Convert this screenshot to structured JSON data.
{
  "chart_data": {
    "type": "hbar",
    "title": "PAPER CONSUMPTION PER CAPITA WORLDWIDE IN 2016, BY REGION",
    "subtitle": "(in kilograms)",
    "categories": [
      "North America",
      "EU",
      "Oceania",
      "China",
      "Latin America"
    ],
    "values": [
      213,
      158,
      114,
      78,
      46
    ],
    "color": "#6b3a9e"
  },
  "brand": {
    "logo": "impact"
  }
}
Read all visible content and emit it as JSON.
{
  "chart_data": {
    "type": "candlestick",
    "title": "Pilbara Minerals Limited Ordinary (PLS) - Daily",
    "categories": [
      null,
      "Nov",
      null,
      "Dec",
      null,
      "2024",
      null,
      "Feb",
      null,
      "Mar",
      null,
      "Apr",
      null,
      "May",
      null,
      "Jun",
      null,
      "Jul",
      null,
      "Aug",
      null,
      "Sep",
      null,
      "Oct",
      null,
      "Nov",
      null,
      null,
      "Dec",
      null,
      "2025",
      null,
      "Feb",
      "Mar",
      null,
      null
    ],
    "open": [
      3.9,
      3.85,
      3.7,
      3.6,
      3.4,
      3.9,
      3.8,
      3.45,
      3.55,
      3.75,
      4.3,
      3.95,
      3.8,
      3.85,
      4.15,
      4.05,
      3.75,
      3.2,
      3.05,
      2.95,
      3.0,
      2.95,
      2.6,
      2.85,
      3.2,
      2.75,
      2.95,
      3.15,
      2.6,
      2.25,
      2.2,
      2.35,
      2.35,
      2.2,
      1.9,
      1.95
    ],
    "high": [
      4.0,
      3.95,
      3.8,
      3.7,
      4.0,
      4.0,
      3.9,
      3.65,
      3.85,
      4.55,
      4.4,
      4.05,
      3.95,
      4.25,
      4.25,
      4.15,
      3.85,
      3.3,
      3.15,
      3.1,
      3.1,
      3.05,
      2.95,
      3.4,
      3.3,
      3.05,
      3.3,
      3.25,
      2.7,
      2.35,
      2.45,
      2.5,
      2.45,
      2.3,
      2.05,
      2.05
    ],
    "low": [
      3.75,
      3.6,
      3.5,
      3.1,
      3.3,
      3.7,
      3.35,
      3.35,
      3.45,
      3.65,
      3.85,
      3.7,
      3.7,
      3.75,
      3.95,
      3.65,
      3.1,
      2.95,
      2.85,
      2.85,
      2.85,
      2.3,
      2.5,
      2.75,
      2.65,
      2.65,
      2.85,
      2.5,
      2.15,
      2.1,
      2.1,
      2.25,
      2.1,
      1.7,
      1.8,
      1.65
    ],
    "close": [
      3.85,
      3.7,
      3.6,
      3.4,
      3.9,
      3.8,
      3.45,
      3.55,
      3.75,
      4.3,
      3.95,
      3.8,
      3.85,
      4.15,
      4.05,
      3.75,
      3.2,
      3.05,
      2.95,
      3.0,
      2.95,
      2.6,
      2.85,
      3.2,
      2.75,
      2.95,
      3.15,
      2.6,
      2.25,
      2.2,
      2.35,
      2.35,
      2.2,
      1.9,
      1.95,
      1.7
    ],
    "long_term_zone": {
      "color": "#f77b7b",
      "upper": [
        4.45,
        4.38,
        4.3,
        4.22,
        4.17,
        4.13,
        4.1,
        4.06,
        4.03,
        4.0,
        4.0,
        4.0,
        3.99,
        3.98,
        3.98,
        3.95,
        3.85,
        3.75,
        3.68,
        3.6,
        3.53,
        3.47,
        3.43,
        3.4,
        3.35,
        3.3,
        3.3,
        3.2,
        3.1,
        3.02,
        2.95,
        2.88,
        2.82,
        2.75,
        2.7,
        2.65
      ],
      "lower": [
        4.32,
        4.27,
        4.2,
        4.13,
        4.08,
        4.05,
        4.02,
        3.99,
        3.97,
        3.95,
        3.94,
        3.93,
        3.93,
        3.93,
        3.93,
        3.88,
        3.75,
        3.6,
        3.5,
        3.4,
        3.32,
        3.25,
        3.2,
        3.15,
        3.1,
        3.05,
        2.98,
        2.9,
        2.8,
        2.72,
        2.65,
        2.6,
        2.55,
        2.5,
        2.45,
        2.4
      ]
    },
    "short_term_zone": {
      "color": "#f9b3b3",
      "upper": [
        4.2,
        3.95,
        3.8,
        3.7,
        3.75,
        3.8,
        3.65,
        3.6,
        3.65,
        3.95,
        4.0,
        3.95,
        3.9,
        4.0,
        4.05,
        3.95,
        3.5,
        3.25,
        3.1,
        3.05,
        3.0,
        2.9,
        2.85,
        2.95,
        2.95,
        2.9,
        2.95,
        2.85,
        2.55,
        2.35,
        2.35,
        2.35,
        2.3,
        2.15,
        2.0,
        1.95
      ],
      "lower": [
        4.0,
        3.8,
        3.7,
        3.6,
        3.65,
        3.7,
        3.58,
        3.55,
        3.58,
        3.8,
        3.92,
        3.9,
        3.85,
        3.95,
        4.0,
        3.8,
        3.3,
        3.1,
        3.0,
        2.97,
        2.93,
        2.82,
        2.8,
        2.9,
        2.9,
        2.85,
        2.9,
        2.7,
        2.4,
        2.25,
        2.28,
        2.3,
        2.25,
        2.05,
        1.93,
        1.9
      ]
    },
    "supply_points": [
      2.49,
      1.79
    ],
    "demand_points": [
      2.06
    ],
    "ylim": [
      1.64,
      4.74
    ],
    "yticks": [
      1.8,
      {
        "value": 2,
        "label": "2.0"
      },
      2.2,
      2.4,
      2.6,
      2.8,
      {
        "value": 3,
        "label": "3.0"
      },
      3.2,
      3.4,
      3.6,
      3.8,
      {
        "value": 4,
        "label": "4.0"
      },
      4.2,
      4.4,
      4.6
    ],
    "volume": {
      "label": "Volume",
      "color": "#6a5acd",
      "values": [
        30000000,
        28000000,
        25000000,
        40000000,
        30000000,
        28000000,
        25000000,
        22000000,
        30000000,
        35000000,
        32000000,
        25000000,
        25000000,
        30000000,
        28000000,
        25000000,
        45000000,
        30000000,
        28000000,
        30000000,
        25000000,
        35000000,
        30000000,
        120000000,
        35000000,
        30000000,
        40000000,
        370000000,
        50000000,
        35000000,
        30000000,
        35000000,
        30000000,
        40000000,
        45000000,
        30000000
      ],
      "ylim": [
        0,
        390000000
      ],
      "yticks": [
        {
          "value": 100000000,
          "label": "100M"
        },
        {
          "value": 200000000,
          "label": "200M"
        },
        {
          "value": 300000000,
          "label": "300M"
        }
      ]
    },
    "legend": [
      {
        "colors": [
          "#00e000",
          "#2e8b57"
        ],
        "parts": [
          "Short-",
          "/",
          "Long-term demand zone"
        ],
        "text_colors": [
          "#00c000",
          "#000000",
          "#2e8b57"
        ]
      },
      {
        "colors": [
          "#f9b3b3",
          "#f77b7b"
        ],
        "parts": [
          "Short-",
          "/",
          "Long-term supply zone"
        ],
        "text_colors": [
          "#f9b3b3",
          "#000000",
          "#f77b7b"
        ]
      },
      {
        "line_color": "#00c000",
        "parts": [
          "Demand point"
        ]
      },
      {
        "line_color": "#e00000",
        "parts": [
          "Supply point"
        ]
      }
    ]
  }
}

> [WHAT YOU ARE ASKED TO DO]: The whole listing above needs to be written out again exactly.

> [ANSWER FOR THIS EXERCISE]:
Convert this screenshot to structured JSON data.
{
  "chart_data": {
    "type": "hbar",
    "title": "PAPER CONSUMPTION PER CAPITA WORLDWIDE IN 2016, BY REGION",
    "subtitle": "(in kilograms)",
    "categories": [
      "North America",
      "EU",
      "Oceania",
      "China",
      "Latin America"
    ],
    "values": [
      213,
      158,
      114,
      78,
      46
    ],
    "color": "#6b3a9e"
  },
  "brand": {
    "logo": "impact"
  }
}
Read all visible content and emit it as JSON.
{
  "chart_data": {
    "type": "candlestick",
    "title": "Pilbara Minerals Limited Ordinary (PLS) - Daily",
    "categories": [
      null,
      "Nov",
      null,
      "Dec",
      null,
      "2024",
      null,
      "Feb",
      null,
      "Mar",
      null,
      "Apr",
      null,
      "May",
      null,
      "Jun",
      null,
      "Jul",
      null,
      "Aug",
      null,
      "Sep",
      null,
      "Oct",
      null,
      "Nov",
      null,
      null,
      "Dec",
      null,
      "2025",
      null,
      "Feb",
      "Mar",
      null,
      null
    ],
    "open": [
      3.9,
      3.85,
      3.7,
      3.6,
      3.4,
      3.9,
      3.8,
      3.45,
      3.55,
      3.75,
      4.3,
      3.95,
      3.8,
      3.85,
      4.15,
      4.05,
      3.75,
      3.2,
      3.05,
      2.95,
      3.0,
      2.95,
      2.6,
      2.85,
      3.2,
      2.75,
      2.95,
      3.15,
      2.6,
      2.25,
      2.2,
      2.35,
      2.35,
      2.2,
      1.9,
      1.95
    ],
    "high": [
      4.0,
      3.95,
      3.8,
      3.7,
      4.0,
      4.0,
      3.9,
      3.65,
      3.85,
      4.55,
      4.4,
      4.05,
      3.95,
      4.25,
      4.25,
      4.15,
      3.85,
      3.3,
      3.15,
      3.1,
      3.1,
      3.05,
      2.95,
      3.4,
      3.3,
      3.05,
      3.3,
      3.25,
      2.7,
      2.35,
      2.45,
      2.5,
      2.45,
      2.3,
      2.05,
      2.05
    ],
    "low": [
      3.75,
      3.6,
      3.5,
      3.1,
      3.3,
      3.7,
      3.35,
      3.35,
      3.45,
      3.65,
      3.85,
      3.7,
      3.7,
      3.75,
      3.95,
      3.65,
      3.1,
      2.95,
      2.85,
      2.85,
      2.85,
      2.3,
      2.5,
      2.75,
      2.65,
      2.65,
      2.85,
      2.5,
      2.15,
      2.1,
      2.1,
      2.25,
      2.1,
      1.7,
      1.8,
      1.65
    ],
    "close": [
      3.85,
      3.7,
      3.6,
      3.4,
      3.9,
      3.8,
      3.45,
      3.55,
      3.75,
      4.3,
      3.95,
      3.8,
      3.85,
      4.15,
      4.05,
      3.75,
      3.2,
      3.05,
      2.95,
      3.0,
      2.95,
      2.6,
      2.85,
      3.2,
      2.75,
      2.95,
      3.15,
      2.6,
      2.25,
      2.2,
      2.35,
      2.35,
      2.2,
      1.9,
      1.95,
      1.7
    ],
    "long_term_zone": {
      "color": "#f77b7b",
      "upper": [
        4.45,
        4.38,
        4.3,
        4.22,
        4.17,
        4.13,
        4.1,
        4.06,
        4.03,
        4.0,
        4.0,
        4.0,
        3.99,
        3.98,
        3.98,
        3.95,
        3.85,
        3.75,
        3.68,
        3.6,
        3.53,
        3.47,
        3.43,
        3.4,
        3.35,
        3.3,
        3.3,
        3.2,
        3.1,
        3.02,
        2.95,
        2.88,
        2.82,
        2.75,
        2.7,
        2.65
      ],
      "lower": [
        4.32,
        4.27,
        4.2,
        4.13,
        4.08,
        4.05,
        4.02,
        3.99,
        3.97,
        3.95,
        3.94,
        3.93,
        3.93,
        3.93,
        3.93,
        3.88,
        3.75,
        3.6,
        3.5,
        3.4,
        3.32,
        3.25,
        3.2,
        3.15,
        3.1,
        3.05,
        2.98,
        2.9,
        2.8,
        2.72,
        2.65,
        2.6,
        2.55,
        2.5,
        2.45,
        2.4
      ]
    },
    "short_term_zone": {
      "color": "#f9b3b3",
      "upper": [
        4.2,
        3.95,
        3.8,
        3.7,
        3.75,
        3.8,
        3.65,
        3.6,
        3.65,
        3.95,
        4.0,
        3.95,
        3.9,
        4.0,
        4.05,
        3.95,
        3.5,
        3.25,
        3.1,
        3.05,
        3.0,
        2.9,
        2.85,
        2.95,
        2.95,
        2.9,
        2.95,
        2.85,
        2.55,
        2.35,
        2.35,
        2.35,
        2.3,
        2.15,
        2.0,
        1.95
      ],
      "lower": [
        4.0,
        3.8,
        3.7,
        3.6,
        3.65,
        3.7,
        3.58,
        3.55,
        3.58,
        3.8,
        3.92,
        3.9,
        3.85,
        3.95,
        4.0,
        3.8,
        3.3,
        3.1,
        3.0,
        2.97,
        2.93,
        2.82,
        2.8,
        2.9,
        2.9,
        2.85,
        2.9,
        2.7,
        2.4,
        2.25,
        2.28,
        2.3,
        2.25,
        2.05,
        1.93,
        1.9
      ]
    },
    "supply_points": [
      2.49,
      1.79
    ],
    "demand_points": [
      2.06
    ],
    "ylim": [
      1.64,
      4.74
    ],
    "yticks": [
      1.8,
      {
        "value": 2,
        "label": "2.0"
      },
      2.2,
      2.4,
      2.6,
      2.8,
      {
        "value": 3,
        "label": "3.0"
      },
      3.2,
      3.4,
      3.6,
      3.8,
      {
        "value": 4,
        "label": "4.0"
      },
      4.2,
      4.4,
      4.6
    ],
    "volume": {
      "label": "Volume",
      "color": "#6a5acd",
      "values": [
        30000000,
        28000000,
        25000000,
        40000000,
        30000000,
        28000000,
        25000000,
        22000000,
        30000000,
        35000000,
        32000000,
        25000000,
        25000000,
        30000000,
        28000000,
        25000000,
        45000000,
        30000000,
        28000000,
        30000000,
        25000000,
        35000000,
        30000000,
        120000000,
        35000000,
        30000000,
        40000000,
        370000000,
        50000000,
        35000000,
        30000000,
        35000000,
        30000000,
        40000000,
        45000000,
        30000000
      ],
      "ylim": [
        0,
        390000000
      ],
      "yticks": [
        {
          "value": 100000000,
          "label": "100M"
        },
        {
          "value": 200000000,
          "label": "200M"
        },
        {
          "value": 300000000,
          "label": "300M"
        }
      ]
    },
    "legend": [
      {
        "colors": [
          "#00e000",
          "#2e8b57"
        ],
        "parts": [
          "Short-",
          "/",
          "Long-term demand zone"
        ],
        "text_colors": [
          "#00c000",
          "#000000",
          "#2e8b57"
        ]
      },
      {
        "colors": [
          "#f9b3b3",
          "#f77b7b"
        ],
        "parts": [
          "Short-",
          "/",
          "Long-term supply zone"
        ],
        "text_colors": [
          "#f9b3b3",
          "#000000",
          "#f77b7b"
        ]
      },
      {
        "line_color": "#00c000",
        "parts": [
          "Demand point"
        ]
      },
      {
        "line_color": "#e00000",
        "parts": [
          "Supply point"
        ]
      }
    ]
  }
}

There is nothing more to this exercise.